++++ Data for processing ++++

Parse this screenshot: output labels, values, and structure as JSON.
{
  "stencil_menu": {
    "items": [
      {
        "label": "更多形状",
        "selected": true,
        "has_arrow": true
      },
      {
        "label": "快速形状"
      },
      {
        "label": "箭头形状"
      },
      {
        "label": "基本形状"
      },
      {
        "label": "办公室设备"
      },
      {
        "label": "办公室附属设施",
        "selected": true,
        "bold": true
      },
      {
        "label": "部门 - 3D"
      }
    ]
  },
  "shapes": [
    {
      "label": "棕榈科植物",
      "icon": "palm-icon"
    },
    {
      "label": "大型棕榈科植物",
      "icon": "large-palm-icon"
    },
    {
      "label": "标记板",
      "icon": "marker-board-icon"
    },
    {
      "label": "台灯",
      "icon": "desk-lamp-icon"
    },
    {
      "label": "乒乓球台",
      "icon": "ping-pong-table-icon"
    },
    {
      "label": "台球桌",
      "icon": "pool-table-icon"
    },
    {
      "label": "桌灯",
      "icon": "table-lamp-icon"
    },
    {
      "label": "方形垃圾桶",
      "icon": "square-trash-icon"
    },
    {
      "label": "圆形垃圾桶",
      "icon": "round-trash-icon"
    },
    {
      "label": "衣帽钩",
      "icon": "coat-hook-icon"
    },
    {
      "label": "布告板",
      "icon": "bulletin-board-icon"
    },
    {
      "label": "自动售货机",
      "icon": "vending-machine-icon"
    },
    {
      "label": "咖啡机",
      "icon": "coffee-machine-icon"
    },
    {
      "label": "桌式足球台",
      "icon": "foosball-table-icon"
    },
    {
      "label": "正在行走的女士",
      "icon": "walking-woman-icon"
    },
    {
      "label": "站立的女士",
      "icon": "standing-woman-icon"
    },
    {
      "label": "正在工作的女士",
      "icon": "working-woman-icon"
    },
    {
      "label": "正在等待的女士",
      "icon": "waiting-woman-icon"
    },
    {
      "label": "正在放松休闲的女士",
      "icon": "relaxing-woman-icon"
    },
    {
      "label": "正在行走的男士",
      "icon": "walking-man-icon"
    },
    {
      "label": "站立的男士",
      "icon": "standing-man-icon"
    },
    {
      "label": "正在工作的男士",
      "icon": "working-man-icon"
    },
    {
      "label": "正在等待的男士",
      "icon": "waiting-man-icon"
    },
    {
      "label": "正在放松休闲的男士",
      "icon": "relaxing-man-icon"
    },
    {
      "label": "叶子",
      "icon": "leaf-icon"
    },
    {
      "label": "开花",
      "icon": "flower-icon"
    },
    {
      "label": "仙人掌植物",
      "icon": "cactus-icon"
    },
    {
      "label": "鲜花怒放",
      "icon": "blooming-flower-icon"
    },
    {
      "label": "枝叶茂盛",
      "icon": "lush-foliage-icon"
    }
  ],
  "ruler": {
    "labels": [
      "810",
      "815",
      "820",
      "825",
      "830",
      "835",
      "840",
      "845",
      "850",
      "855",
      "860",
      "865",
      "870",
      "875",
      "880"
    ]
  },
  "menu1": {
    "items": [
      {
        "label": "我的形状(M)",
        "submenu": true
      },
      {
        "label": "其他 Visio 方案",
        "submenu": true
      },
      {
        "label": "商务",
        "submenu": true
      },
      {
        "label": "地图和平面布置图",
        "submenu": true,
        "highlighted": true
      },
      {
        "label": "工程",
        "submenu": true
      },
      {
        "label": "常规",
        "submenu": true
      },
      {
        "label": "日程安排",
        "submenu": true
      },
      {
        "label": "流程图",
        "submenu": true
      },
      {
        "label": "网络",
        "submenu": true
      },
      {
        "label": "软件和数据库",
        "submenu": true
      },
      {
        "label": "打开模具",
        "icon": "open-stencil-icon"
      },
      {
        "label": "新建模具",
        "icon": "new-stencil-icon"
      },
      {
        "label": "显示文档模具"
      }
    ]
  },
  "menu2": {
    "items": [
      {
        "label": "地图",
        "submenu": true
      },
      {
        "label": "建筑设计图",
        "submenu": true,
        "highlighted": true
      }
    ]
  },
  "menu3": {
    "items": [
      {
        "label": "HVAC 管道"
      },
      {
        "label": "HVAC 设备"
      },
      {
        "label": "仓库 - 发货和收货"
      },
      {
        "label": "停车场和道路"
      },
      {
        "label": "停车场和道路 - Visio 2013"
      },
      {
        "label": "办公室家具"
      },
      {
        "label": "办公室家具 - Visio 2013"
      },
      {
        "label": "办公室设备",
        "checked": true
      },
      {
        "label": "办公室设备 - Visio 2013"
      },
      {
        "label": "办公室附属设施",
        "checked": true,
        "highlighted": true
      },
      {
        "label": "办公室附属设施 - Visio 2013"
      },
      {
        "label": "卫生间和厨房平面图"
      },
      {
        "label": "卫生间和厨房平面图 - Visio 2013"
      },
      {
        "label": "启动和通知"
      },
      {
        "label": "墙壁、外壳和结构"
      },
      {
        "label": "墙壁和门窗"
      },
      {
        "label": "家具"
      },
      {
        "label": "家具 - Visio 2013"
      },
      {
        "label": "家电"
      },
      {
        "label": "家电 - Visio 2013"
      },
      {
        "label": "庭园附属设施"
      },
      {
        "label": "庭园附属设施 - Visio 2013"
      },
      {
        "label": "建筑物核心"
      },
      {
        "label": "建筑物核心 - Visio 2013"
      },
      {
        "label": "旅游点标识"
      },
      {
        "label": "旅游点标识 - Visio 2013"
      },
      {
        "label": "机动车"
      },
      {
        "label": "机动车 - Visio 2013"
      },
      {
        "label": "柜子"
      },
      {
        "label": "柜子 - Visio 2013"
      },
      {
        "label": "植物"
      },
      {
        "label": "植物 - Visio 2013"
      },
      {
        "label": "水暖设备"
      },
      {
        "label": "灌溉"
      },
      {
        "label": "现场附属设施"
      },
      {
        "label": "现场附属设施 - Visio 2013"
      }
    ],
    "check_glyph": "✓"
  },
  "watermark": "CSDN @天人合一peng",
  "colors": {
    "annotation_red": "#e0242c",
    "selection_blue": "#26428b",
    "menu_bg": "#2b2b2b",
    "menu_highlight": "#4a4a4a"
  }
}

++++
++++ Data for processing ++++

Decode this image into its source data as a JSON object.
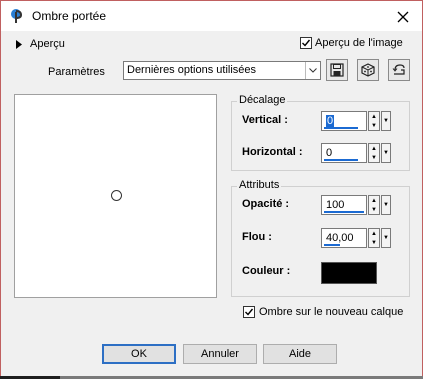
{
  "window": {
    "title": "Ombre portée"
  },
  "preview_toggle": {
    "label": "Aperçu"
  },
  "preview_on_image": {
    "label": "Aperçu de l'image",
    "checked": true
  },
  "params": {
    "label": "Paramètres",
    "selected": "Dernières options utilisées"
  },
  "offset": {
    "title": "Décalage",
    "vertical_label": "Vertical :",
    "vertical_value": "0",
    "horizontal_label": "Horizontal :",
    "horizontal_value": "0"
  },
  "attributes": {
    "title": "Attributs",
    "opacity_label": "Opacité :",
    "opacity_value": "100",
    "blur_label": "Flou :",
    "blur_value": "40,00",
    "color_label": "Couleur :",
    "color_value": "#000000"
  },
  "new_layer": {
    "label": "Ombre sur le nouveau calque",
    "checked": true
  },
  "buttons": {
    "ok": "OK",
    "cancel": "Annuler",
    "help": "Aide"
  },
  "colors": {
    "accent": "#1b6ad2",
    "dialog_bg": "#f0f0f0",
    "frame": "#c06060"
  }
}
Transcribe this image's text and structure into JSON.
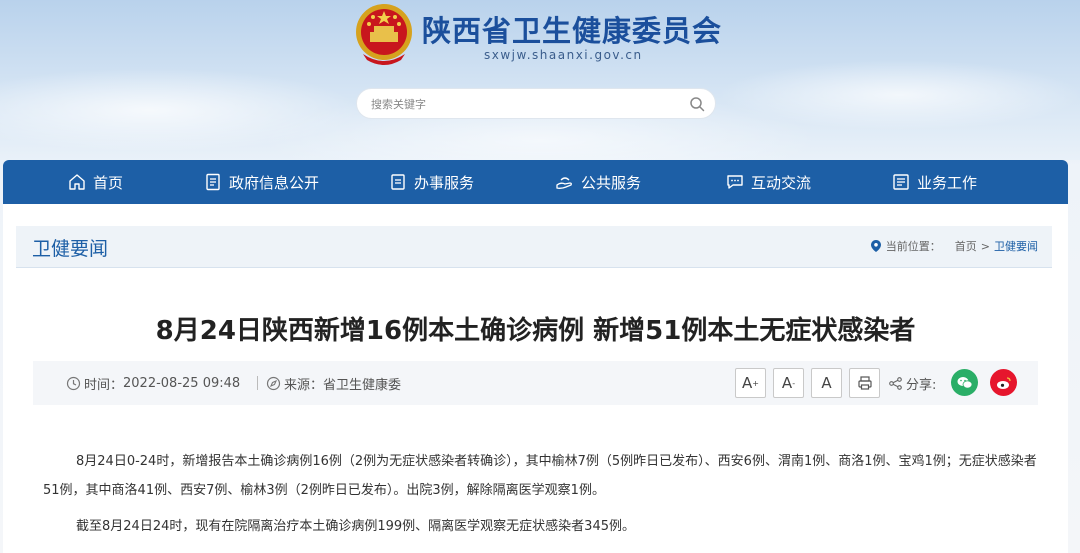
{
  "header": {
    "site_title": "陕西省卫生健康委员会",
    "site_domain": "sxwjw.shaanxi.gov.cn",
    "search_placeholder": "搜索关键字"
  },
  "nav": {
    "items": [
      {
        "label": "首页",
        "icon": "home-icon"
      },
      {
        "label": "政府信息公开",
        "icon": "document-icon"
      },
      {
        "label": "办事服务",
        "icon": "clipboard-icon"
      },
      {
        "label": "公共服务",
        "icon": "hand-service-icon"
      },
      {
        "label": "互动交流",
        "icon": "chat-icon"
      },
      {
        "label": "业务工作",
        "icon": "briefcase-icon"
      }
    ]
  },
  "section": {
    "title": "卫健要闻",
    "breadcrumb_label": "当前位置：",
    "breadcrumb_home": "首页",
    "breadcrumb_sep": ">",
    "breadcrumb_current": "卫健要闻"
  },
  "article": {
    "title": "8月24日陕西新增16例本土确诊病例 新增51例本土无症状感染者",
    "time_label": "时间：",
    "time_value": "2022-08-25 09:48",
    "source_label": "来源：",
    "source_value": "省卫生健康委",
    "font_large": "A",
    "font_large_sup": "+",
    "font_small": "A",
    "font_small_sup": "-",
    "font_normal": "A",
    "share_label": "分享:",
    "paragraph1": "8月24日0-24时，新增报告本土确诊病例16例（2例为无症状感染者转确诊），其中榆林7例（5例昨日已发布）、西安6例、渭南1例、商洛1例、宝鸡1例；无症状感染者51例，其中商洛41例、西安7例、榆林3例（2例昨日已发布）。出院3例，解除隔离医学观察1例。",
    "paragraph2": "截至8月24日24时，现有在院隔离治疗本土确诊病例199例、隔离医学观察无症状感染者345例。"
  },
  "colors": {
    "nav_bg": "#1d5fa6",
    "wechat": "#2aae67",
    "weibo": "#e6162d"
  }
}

++++

Exercise requirements
Pull every line holding "into" out of the records.

Full answer
Decode this image into its source data as a JSON object.
Transcribe this image's text and structure into JSON.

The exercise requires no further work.